On May 16, 2014, the Copyright Board of Canada issued its decision setting rates for Re:Sound’s Tariff 8 – Non-Interactive & Semi-Interactive Webcasts, 2009-2012.

The Tariff 8 decision is a serious insult to Canada’s musicians because it sets the world’s worst royalty rates for non-interactive (e.g. CBC Music) and semi-interactive (i.e. Songza and Pandora) music streaming.

As noted previously, the new rates certified by the Board amount to about 10% of what digital services companies have been paying in Canada and less than 10% of what those same services pay in the United States.

In The Rambler by Graham Henderson: Tariff 8 decision establishes “10% of Nothing Rates”, Music Canada President Graham Henderson poses the rhetorical question:  “Do Canadian plumbers get paid wages equivalent to 10% of American plumbers? Teachers? Auto workers? Farmers? Who? What profession receives compensation in Canada for their labour that is equal to 10% of the wages paid across the border?”

The answer, obviously, is nobody.

In fact, on closer examination, the answer is that in each of those professions, Canadians – on average – happen to earn MORE than their U.S. counterparts.

(Item position entries)
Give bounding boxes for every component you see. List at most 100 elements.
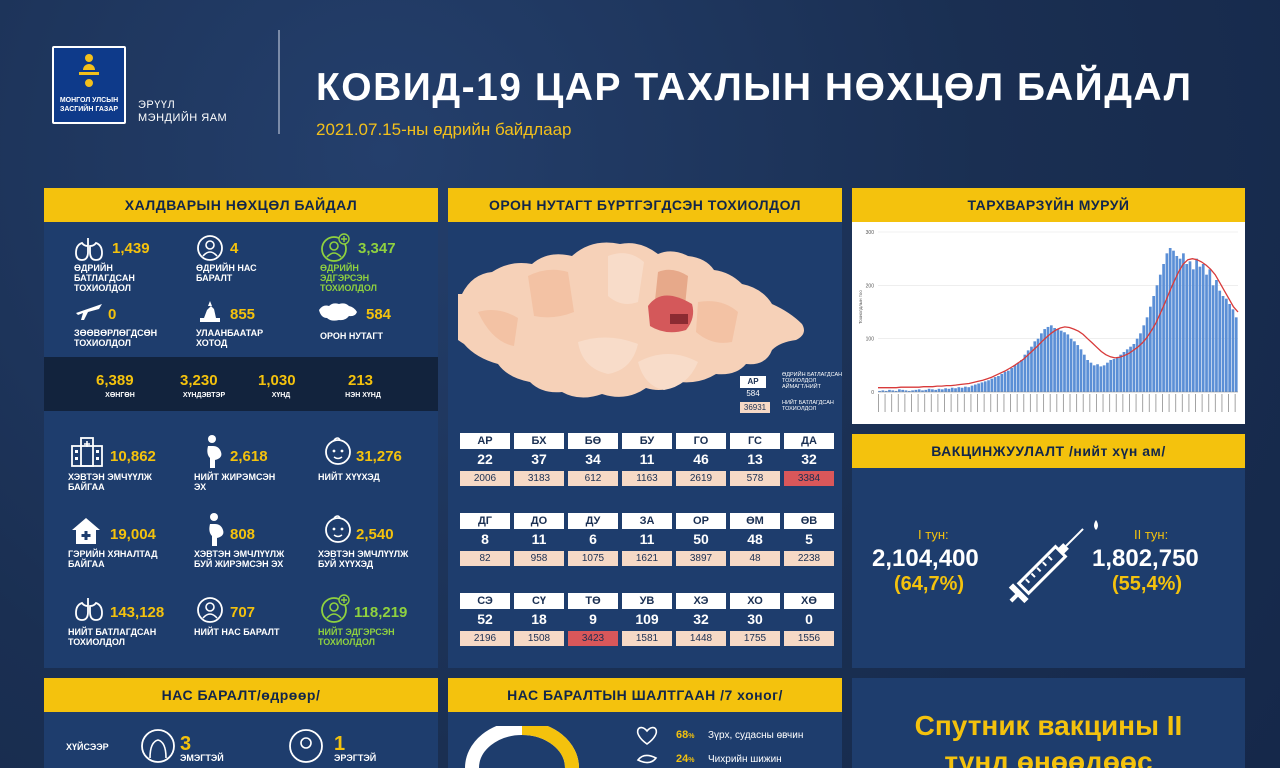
curve-bar	[1033, 341, 1037, 392]
female-deaths-label: ЭМЭГТЭЙ	[180, 753, 224, 763]
curve-bar	[1182, 253, 1185, 392]
curve-bar	[973, 384, 977, 392]
local-label: ОРОН НУТАГТ	[320, 331, 384, 341]
region-daily: 32	[693, 611, 709, 627]
curve-bar	[1142, 325, 1146, 392]
curve-bar	[1178, 258, 1182, 392]
x-tick-mark	[963, 394, 965, 412]
curve-bar	[921, 390, 924, 392]
curve-bar	[917, 389, 921, 392]
curve-bar	[1049, 325, 1053, 392]
children-label: НИЙТ ХҮҮХЭД	[318, 472, 380, 482]
legend-daily-label: ӨДРИЙН БАТЛАГДСАН ТОХИОЛДОЛ АЙМАГТ/НИЙТ	[782, 372, 843, 390]
logo-text: МОНГОЛ УЛСЫН ЗАСГИЙН ГАЗАР	[59, 97, 119, 113]
curve-bar	[884, 390, 888, 392]
region-total: 2619	[676, 471, 726, 486]
region-code: БӨ	[568, 433, 618, 449]
cause2-pct-value: 24	[676, 753, 689, 765]
page-title: КОВИД-19 ЦАР ТАХЛЫН НӨХЦӨЛ БАЙДАЛ	[316, 66, 1193, 109]
region-code: ХО	[730, 593, 780, 609]
y-tick-label: 300	[866, 230, 875, 236]
curve-bar	[898, 389, 901, 392]
imported-label: ЗӨӨВӨРЛӨГДСӨН ТОХИОЛДОЛ	[74, 328, 158, 348]
curve-bar	[1162, 264, 1165, 392]
mothers-value: 2,618	[230, 448, 268, 465]
curve-bar	[1185, 264, 1189, 392]
region-daily: 11	[639, 451, 655, 467]
curve-bar	[1218, 290, 1222, 392]
region-total: 578	[730, 471, 780, 486]
curve-bar	[1020, 360, 1023, 392]
region-daily: 34	[585, 451, 601, 467]
curve-bar	[1069, 338, 1073, 392]
x-tick-mark	[1089, 394, 1091, 412]
curve-bar	[990, 378, 994, 392]
home-care-value: 19,004	[110, 526, 156, 543]
trend-line	[878, 258, 1239, 389]
curve-bar	[1089, 362, 1093, 392]
curve-bar	[1086, 360, 1089, 392]
dose2-pct: (55,4%)	[1112, 573, 1183, 595]
x-tick-mark	[944, 394, 945, 412]
curve-bar	[1208, 269, 1212, 392]
header-divider	[278, 30, 280, 134]
region-total: 3183	[514, 471, 564, 486]
mothers-label: НИЙТ ЖИРЭМСЭН ЭХ	[194, 472, 276, 492]
region-code: ДГ	[460, 513, 510, 529]
dose2-label: II тун:	[1134, 527, 1169, 542]
vaccination-panel	[852, 434, 1245, 668]
x-tick-mark	[1023, 394, 1025, 412]
x-tick-mark	[1003, 394, 1005, 412]
curve-bar	[1010, 368, 1014, 392]
region-total: 1163	[622, 471, 672, 486]
x-tick-mark	[1029, 394, 1031, 412]
region-code: УВ	[622, 593, 672, 609]
curve-bar	[937, 388, 941, 392]
hospital-icon	[71, 437, 103, 467]
cause1-pct-value: 68	[676, 729, 689, 741]
sex-row-label: ХҮЙСЭЭР	[66, 742, 109, 752]
curve-bar	[1224, 298, 1228, 392]
ministry-name: ЭРҮҮЛ МЭНДИЙН ЯАМ	[138, 99, 228, 124]
region-total: 2196	[460, 631, 510, 646]
hospitalized-value: 10,862	[110, 448, 156, 465]
region-total: 1621	[622, 551, 672, 566]
region-total: 1448	[676, 631, 726, 646]
curve-bar	[1231, 309, 1235, 392]
curve-bar	[1099, 366, 1103, 392]
region-daily: 9	[589, 611, 597, 627]
region-code: ДА	[784, 433, 834, 449]
x-tick-mark	[1122, 394, 1124, 412]
region-daily: 37	[531, 451, 547, 467]
x-tick-mark	[1228, 394, 1229, 412]
region-total: 3423	[568, 631, 618, 646]
curve-bar	[1201, 264, 1205, 392]
x-tick-mark	[996, 394, 998, 412]
x-tick-mark	[1195, 394, 1196, 412]
region-daily: 11	[531, 531, 547, 547]
curve-bar	[911, 390, 914, 392]
curve-bar	[1023, 354, 1027, 392]
region-daily: 109	[635, 611, 659, 627]
region-total: 1075	[568, 551, 618, 566]
curve-bar	[983, 381, 987, 392]
x-tick-mark	[1109, 394, 1111, 412]
region-total: 1508	[514, 631, 564, 646]
region-daily: 30	[747, 611, 763, 627]
y-tick-label: 100	[866, 337, 875, 343]
male-deaths-value: 1	[334, 733, 346, 755]
severity-mild-value: 6,389	[96, 372, 134, 389]
x-tick-mark	[983, 394, 985, 412]
curve-bar	[924, 389, 928, 392]
daily-deaths-value: 4	[230, 240, 239, 257]
region-daily: 6	[589, 531, 597, 547]
cause1-pct: 68%	[676, 729, 694, 741]
cause2-label: Чихрийн шижин	[708, 754, 782, 765]
total-confirmed-label: НИЙТ БАТЛАГДСАН ТОХИОЛДОЛ	[68, 627, 157, 647]
region-code: АР	[460, 433, 510, 449]
region-total: 958	[514, 551, 564, 566]
x-tick-mark	[1201, 394, 1203, 412]
curve-bar	[1076, 345, 1080, 392]
region-total: 2006	[460, 471, 510, 486]
baby-icon	[325, 437, 351, 465]
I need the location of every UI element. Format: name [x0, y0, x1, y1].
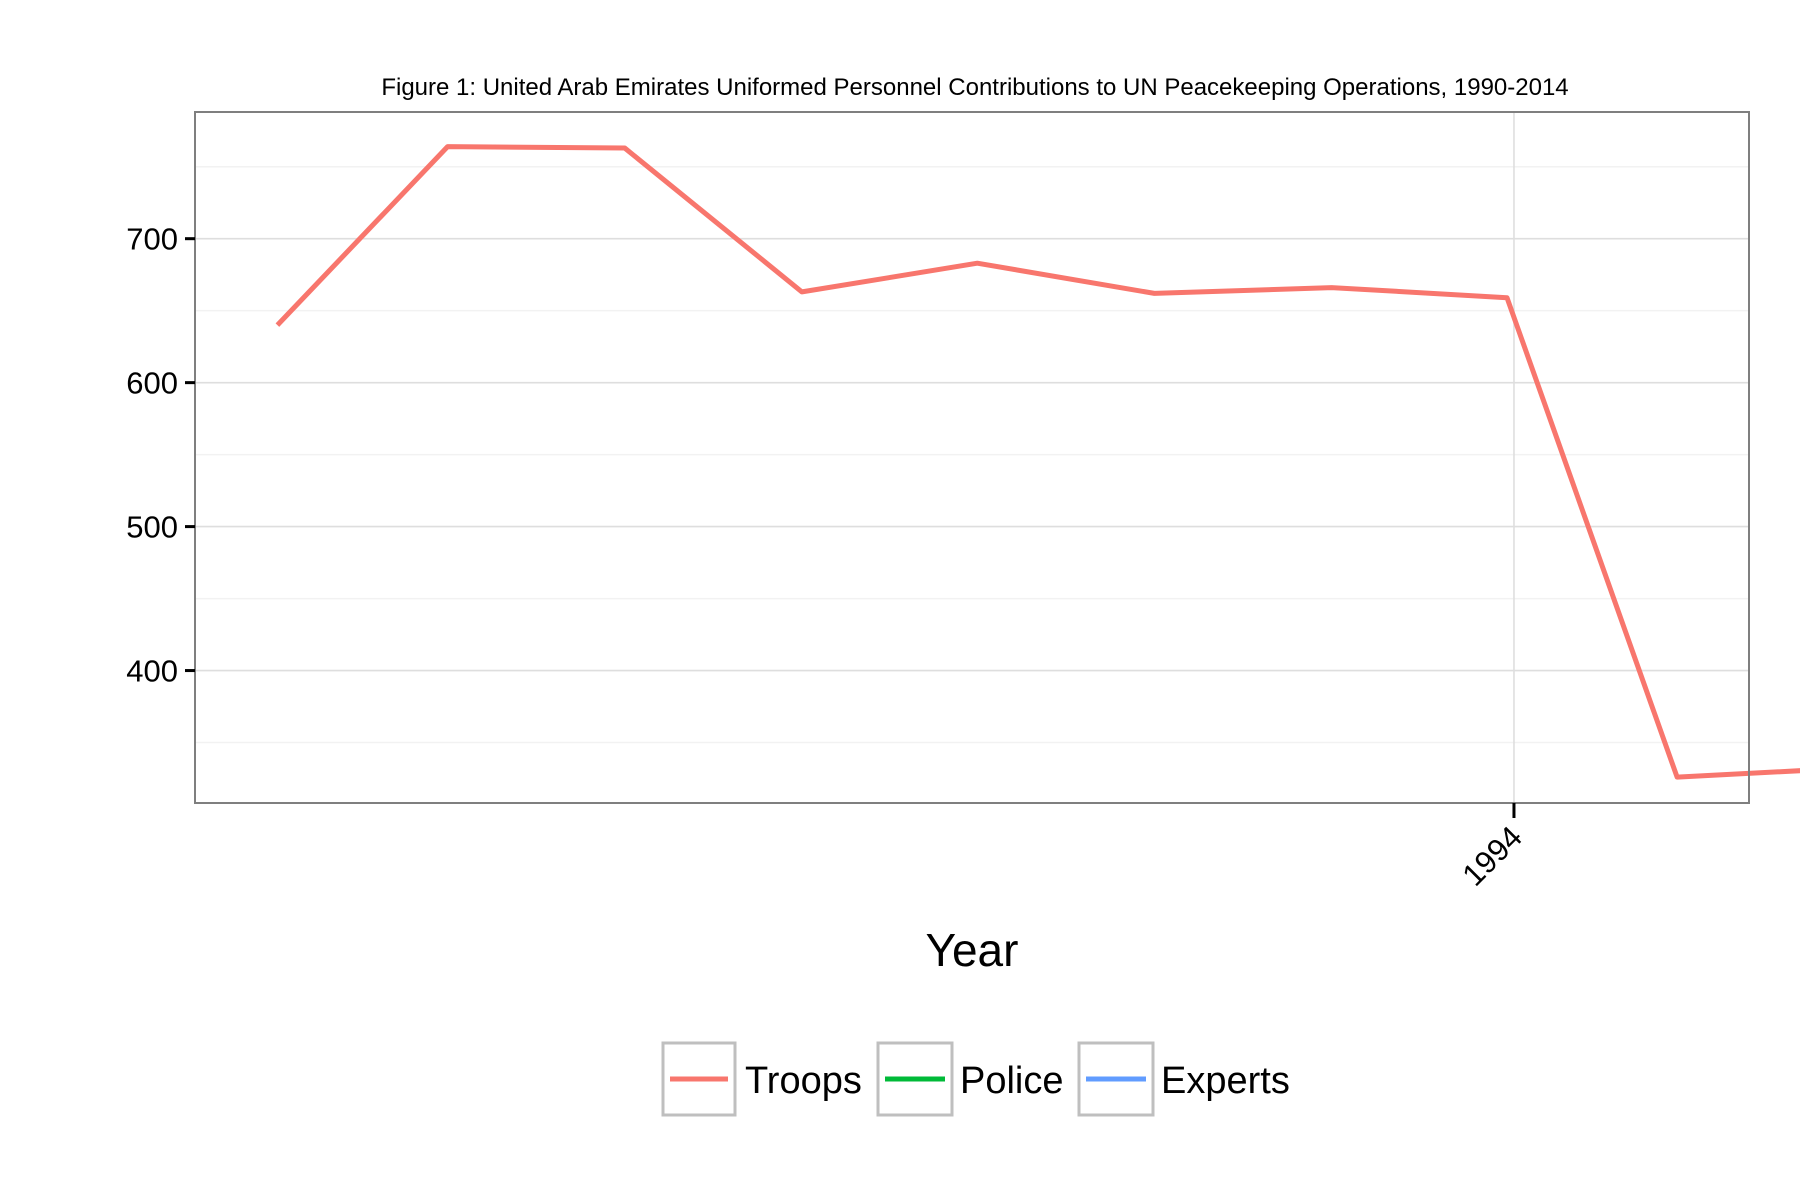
legend: Troops Police Experts [661, 1041, 1290, 1117]
plot-border [194, 111, 1750, 804]
y-tick-label: 500 [126, 510, 178, 545]
chart-title: Figure 1: United Arab Emirates Uniformed… [381, 74, 1568, 101]
series-line-troops [275, 144, 1800, 780]
y-tick-label: 700 [126, 222, 178, 257]
y-tick-label: 400 [126, 654, 178, 689]
legend-label-troops: Troops [745, 1060, 862, 1102]
x-tick-label: 1994 [1455, 819, 1529, 893]
legend-label-police: Police [960, 1060, 1064, 1102]
x-axis-title: Year [926, 924, 1019, 976]
y-tick-label: 600 [126, 366, 178, 401]
plot-background [195, 112, 1749, 803]
legend-label-experts: Experts [1161, 1060, 1290, 1102]
plot-area: 400 500 600 700 1994 [126, 111, 1800, 893]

PROBLEMS AND TASKS:
**A.** According to the passage on the Tariff 8 decision, on what date did the Copyright Board of Canada issue it?
**B.** Carry on the passage about the Tariff 8 decision from the point where it stops.
The data has no role here.

RESPONSES PER TASK:
**A.** May 16, 2014.

**B.**
Plumbers
Median Annual Salary according to payscale.com
Canada = $57,950
U.S. = $48,632

Professors
Median Annual Salary for a “Professor, Postsecondary/Higher Education” according to payscale.com
Canada = $91,550
U.S. = $83,801

Auto Workers
Median Annual Salary of “Assembly Line Worker, Automotive” according to payscale.com
Canada = $50,565
U.S. = $32,150

Farmers
Median Annual Salary according to payscale.com
Canada = $42,000
U.S. = $32,030

Despite the absurdity of a Canadian earning less than 10% of what his or her counterpart south of the border earns for the same job, the Copyright Board of Canada has decided that professional musicians should get paid 90% less for certain types of music streaming.  Some people may argue that Tariff 8 isn’t an artist’s only source of income.  But the reality is that for these types of services (CBC Music, Stingray, Songza, etc.), Tariff 8 royalties are the only guaranteed source of income for a performer.  Artists deserve to be fairly compensated for their music.  The Tariff 8 decision sends a message that music is not valued as a profession here, and this message is completely inconsistent with Canadian values.  The Canadian government – who did not create this problem – should step in and take the necessary steps to fix Tariff 8 so Canada is not offside with royalty rates in the United States and around the world.

Send a copy of I Stand for Music’s Open Letter to Industry Minister James Moore to show your support for Canada’s music community.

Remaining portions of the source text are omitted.